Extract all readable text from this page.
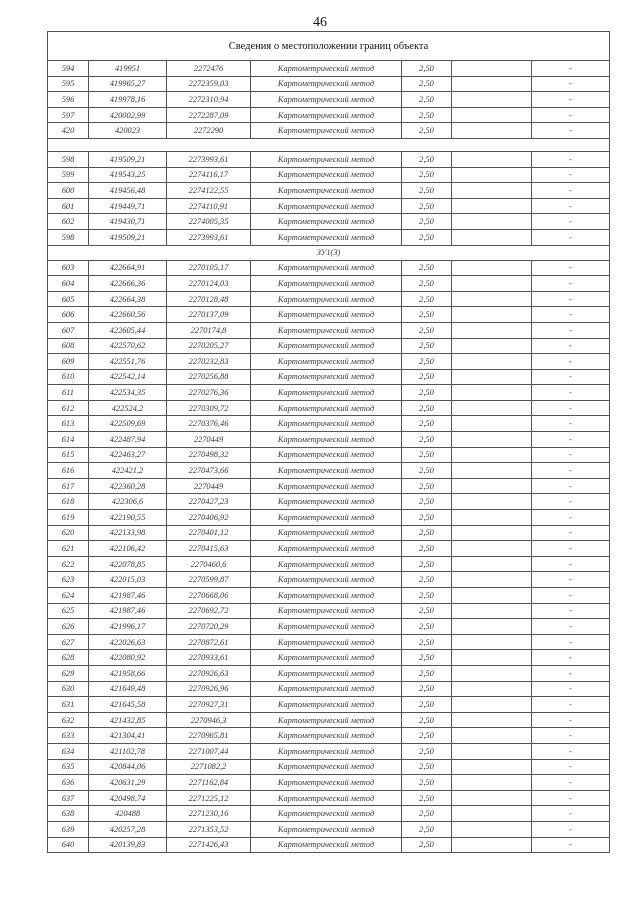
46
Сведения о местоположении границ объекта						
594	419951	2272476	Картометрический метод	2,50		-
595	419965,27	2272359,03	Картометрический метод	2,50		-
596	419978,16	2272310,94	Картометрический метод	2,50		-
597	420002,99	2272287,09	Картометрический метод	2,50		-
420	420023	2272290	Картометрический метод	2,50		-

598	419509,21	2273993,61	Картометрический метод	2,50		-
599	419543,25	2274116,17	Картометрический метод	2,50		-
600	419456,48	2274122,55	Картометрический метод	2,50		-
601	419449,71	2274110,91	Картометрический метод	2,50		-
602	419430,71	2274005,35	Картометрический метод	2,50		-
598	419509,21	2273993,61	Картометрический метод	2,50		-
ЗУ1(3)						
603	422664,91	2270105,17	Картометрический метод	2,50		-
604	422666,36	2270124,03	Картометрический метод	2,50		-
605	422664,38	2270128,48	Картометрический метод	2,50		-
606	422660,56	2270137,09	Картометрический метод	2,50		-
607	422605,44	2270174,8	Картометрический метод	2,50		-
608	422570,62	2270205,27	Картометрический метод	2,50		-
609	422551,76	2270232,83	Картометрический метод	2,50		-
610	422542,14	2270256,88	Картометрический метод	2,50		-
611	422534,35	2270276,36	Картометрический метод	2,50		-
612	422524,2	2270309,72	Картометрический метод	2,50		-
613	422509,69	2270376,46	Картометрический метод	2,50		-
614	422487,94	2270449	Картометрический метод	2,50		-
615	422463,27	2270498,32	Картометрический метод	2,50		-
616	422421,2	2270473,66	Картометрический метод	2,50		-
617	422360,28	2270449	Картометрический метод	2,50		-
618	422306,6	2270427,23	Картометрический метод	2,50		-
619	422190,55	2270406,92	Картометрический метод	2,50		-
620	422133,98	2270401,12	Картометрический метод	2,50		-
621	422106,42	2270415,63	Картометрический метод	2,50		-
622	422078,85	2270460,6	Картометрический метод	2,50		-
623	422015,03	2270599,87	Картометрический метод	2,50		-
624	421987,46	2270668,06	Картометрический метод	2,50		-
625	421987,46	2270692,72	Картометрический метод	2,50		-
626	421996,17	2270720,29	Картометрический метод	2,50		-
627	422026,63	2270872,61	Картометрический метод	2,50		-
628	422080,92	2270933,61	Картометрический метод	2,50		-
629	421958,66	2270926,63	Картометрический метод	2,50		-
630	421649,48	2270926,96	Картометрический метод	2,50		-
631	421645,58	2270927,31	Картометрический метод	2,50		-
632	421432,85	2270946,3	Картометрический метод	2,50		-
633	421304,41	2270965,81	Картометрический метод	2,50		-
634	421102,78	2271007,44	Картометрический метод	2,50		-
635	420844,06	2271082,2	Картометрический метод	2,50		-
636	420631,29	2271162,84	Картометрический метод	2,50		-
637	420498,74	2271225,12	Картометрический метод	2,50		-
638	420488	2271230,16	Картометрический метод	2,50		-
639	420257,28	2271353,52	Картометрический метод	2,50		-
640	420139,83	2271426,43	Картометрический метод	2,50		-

---

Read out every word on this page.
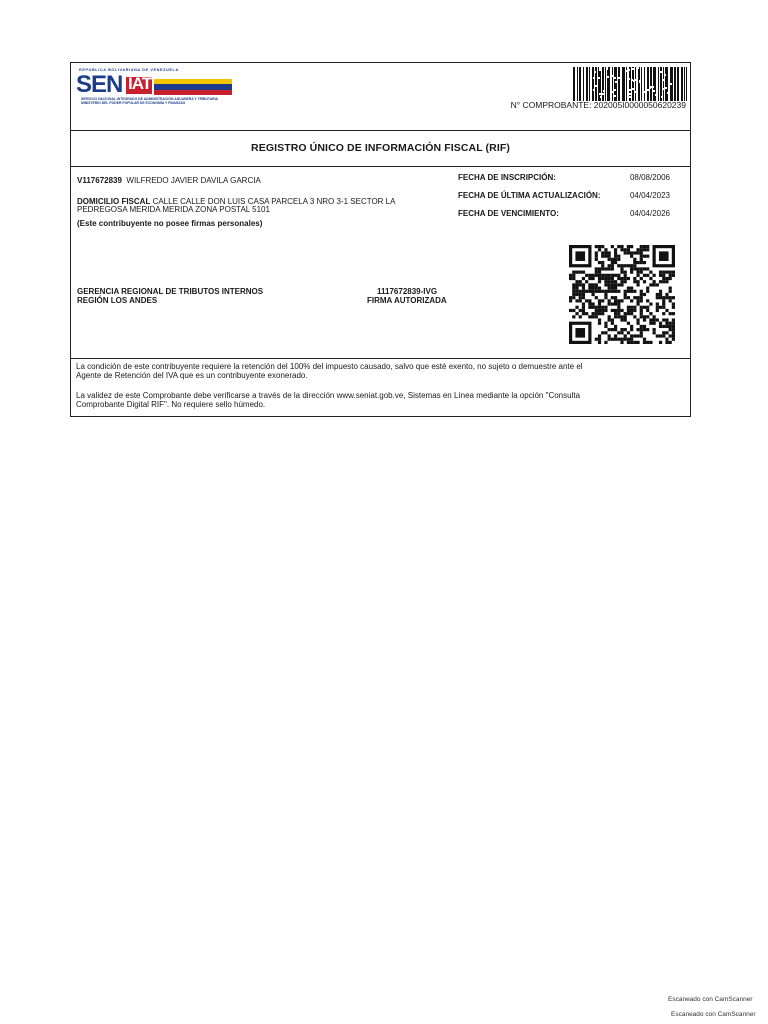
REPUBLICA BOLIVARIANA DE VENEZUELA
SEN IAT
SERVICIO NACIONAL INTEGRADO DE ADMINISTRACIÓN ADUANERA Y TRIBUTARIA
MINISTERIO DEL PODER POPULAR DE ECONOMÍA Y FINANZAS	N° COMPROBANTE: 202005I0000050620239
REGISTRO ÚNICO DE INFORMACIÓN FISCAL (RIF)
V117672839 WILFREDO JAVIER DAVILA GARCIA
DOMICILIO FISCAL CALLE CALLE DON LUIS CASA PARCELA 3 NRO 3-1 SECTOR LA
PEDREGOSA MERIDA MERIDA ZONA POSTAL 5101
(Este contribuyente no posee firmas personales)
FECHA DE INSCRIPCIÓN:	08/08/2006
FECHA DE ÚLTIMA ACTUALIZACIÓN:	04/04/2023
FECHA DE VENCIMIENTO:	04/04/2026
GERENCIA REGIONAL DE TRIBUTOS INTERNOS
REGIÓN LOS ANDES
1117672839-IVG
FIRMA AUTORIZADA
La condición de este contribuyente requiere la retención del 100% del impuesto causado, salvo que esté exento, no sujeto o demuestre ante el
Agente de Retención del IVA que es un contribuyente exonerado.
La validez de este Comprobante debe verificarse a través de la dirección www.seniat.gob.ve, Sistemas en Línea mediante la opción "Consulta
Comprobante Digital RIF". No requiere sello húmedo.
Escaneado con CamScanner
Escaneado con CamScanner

...

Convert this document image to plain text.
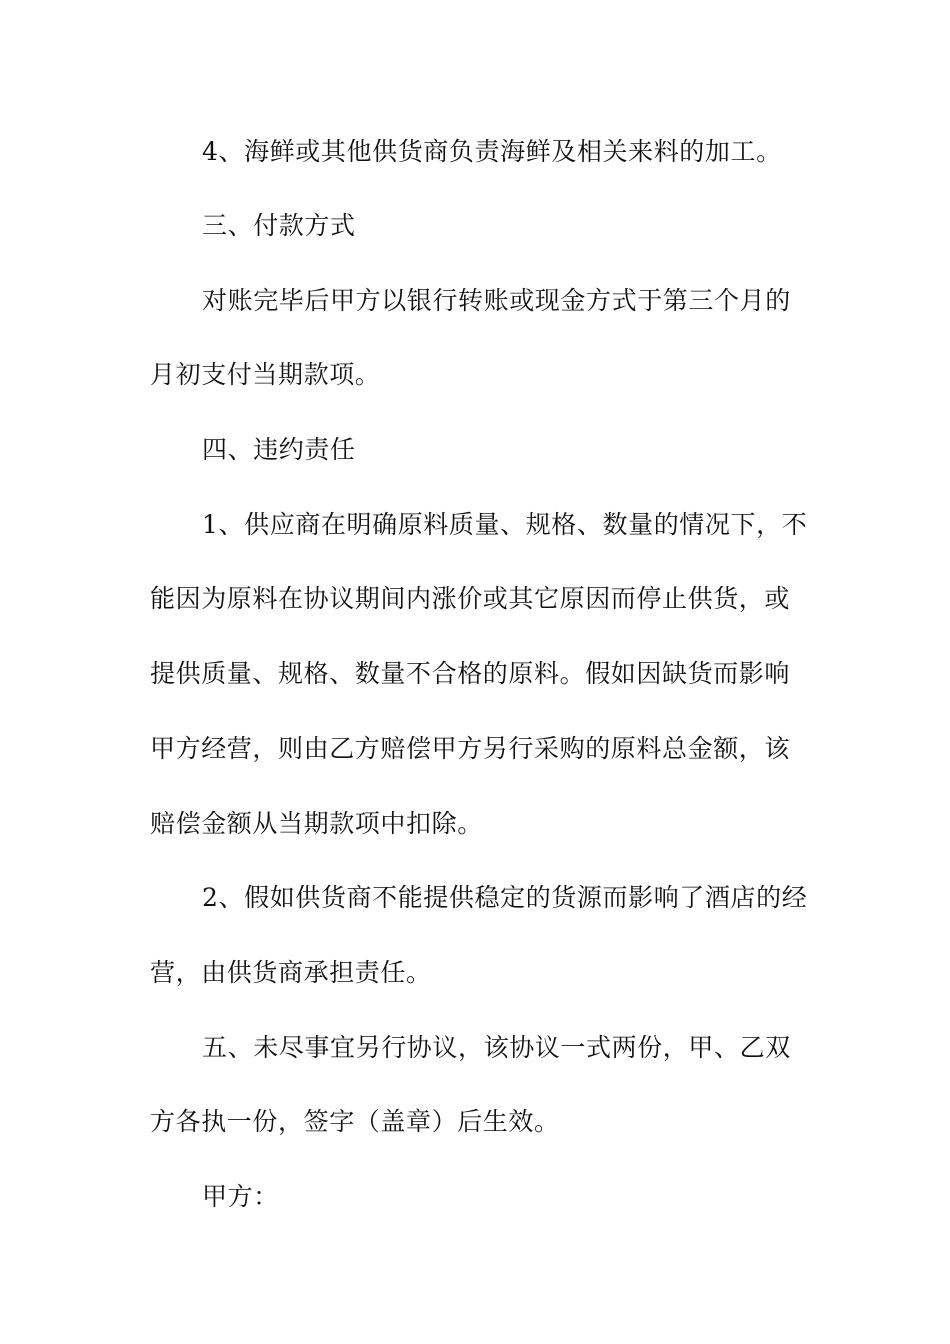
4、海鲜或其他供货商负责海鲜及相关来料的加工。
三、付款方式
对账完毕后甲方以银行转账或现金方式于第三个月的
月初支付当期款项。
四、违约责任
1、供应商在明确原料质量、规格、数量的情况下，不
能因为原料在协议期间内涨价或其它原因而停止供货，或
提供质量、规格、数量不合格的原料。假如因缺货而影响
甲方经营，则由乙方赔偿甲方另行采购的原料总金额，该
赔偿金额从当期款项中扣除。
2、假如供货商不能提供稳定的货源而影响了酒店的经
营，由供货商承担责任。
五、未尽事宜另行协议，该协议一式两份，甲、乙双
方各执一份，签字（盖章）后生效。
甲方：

— DIRECTION —
Copy out each line of the records where the string "FISCAL" appears.

— ANSWER BELOW —
REGISTRO ÚNICO DE INFORMACIÓN FISCAL (RIF)
DOMICILIO FISCAL CALLE CALLE DON LUIS CASA PARCELA 3 NRO 3-1 SECTOR LA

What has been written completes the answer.